**Dataset excerpts**
======
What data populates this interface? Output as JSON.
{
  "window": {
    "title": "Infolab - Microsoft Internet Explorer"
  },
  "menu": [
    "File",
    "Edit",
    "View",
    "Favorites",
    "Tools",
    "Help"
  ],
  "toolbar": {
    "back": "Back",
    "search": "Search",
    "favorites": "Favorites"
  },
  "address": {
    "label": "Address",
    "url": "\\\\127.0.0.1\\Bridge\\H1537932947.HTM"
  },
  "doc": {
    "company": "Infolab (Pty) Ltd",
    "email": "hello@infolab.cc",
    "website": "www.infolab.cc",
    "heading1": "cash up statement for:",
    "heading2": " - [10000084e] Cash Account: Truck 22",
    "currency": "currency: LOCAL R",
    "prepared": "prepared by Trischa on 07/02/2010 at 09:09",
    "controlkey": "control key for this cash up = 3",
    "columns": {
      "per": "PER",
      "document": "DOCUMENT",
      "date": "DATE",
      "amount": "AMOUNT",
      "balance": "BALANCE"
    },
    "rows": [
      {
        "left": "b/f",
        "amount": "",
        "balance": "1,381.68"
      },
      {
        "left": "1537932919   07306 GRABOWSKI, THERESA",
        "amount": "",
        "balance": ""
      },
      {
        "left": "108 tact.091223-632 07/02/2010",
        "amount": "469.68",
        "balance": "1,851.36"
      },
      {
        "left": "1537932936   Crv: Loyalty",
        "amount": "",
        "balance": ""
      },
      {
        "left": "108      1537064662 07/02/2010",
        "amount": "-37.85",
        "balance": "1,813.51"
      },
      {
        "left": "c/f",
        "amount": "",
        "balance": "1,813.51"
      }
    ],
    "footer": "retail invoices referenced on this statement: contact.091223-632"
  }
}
======
**What you will do**
Write all of the records out again exactly.

**Written answer**
What data populates this interface? Output as JSON.
{
  "window": {
    "title": "Infolab - Microsoft Internet Explorer"
  },
  "menu": [
    "File",
    "Edit",
    "View",
    "Favorites",
    "Tools",
    "Help"
  ],
  "toolbar": {
    "back": "Back",
    "search": "Search",
    "favorites": "Favorites"
  },
  "address": {
    "label": "Address",
    "url": "\\\\127.0.0.1\\Bridge\\H1537932947.HTM"
  },
  "doc": {
    "company": "Infolab (Pty) Ltd",
    "email": "hello@infolab.cc",
    "website": "www.infolab.cc",
    "heading1": "cash up statement for:",
    "heading2": " - [10000084e] Cash Account: Truck 22",
    "currency": "currency: LOCAL R",
    "prepared": "prepared by Trischa on 07/02/2010 at 09:09",
    "controlkey": "control key for this cash up = 3",
    "columns": {
      "per": "PER",
      "document": "DOCUMENT",
      "date": "DATE",
      "amount": "AMOUNT",
      "balance": "BALANCE"
    },
    "rows": [
      {
        "left": "b/f",
        "amount": "",
        "balance": "1,381.68"
      },
      {
        "left": "1537932919   07306 GRABOWSKI, THERESA",
        "amount": "",
        "balance": ""
      },
      {
        "left": "108 tact.091223-632 07/02/2010",
        "amount": "469.68",
        "balance": "1,851.36"
      },
      {
        "left": "1537932936   Crv: Loyalty",
        "amount": "",
        "balance": ""
      },
      {
        "left": "108      1537064662 07/02/2010",
        "amount": "-37.85",
        "balance": "1,813.51"
      },
      {
        "left": "c/f",
        "amount": "",
        "balance": "1,813.51"
      }
    ],
    "footer": "retail invoices referenced on this statement: contact.091223-632"
  }
}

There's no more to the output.